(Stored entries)
════════
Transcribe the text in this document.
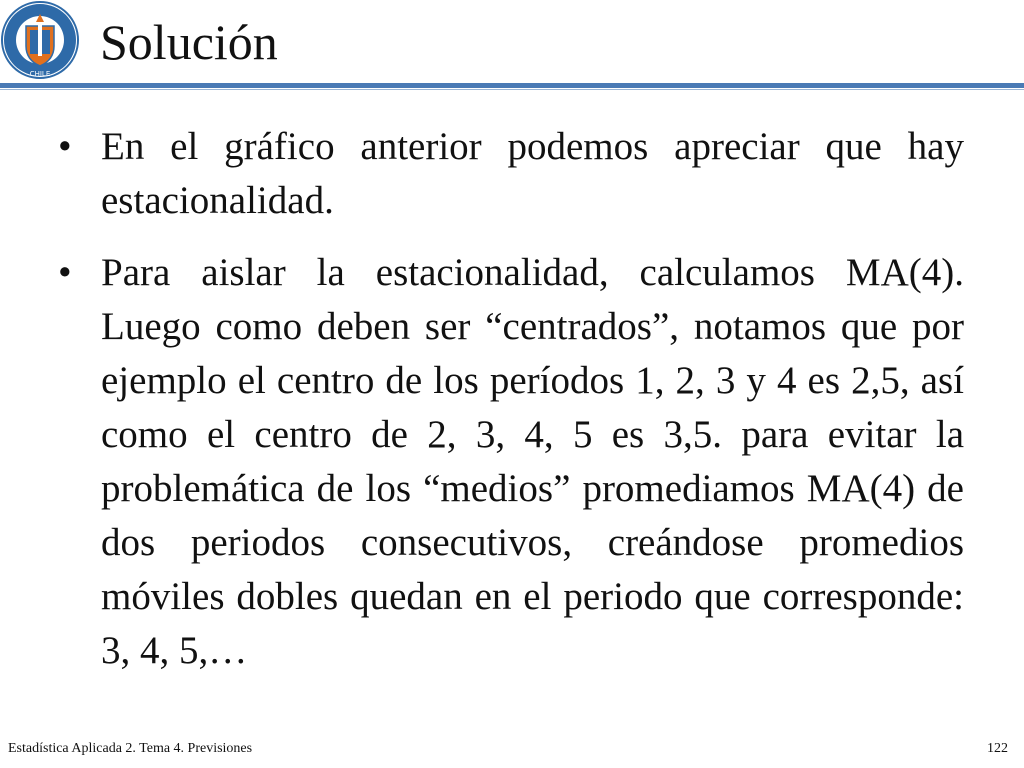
CHILE
Solución
• En el gráfico anterior podemos apreciar que hay estacionalidad.
• Para aislar la estacionalidad, calculamos MA(4). Luego como deben ser “centrados”, notamos que por ejemplo el centro de los períodos 1, 2, 3 y 4 es 2,5, así como el centro de 2, 3, 4, 5 es 3,5. para evitar la problemática de los “medios” promediamos MA(4) de dos periodos consecutivos, creándose promedios móviles dobles quedan en el periodo que corresponde: 3, 4, 5,…
Estadística Aplicada 2. Tema 4. Previsiones	122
════════
● **Challenge**:
Copy the data exactly. Any picture it contains is to be omitted.

● **Answer below**:
Transcribe the text in this document.
CHILE
Solución
• En el gráfico anterior podemos apreciar que hay estacionalidad.
• Para aislar la estacionalidad, calculamos MA(4). Luego como deben ser “centrados”, notamos que por ejemplo el centro de los períodos 1, 2, 3 y 4 es 2,5, así como el centro de 2, 3, 4, 5 es 3,5. para evitar la problemática de los “medios” promediamos MA(4) de dos periodos consecutivos, creándose promedios móviles dobles quedan en el periodo que corresponde: 3, 4, 5,…
Estadística Aplicada 2. Tema 4. Previsiones	122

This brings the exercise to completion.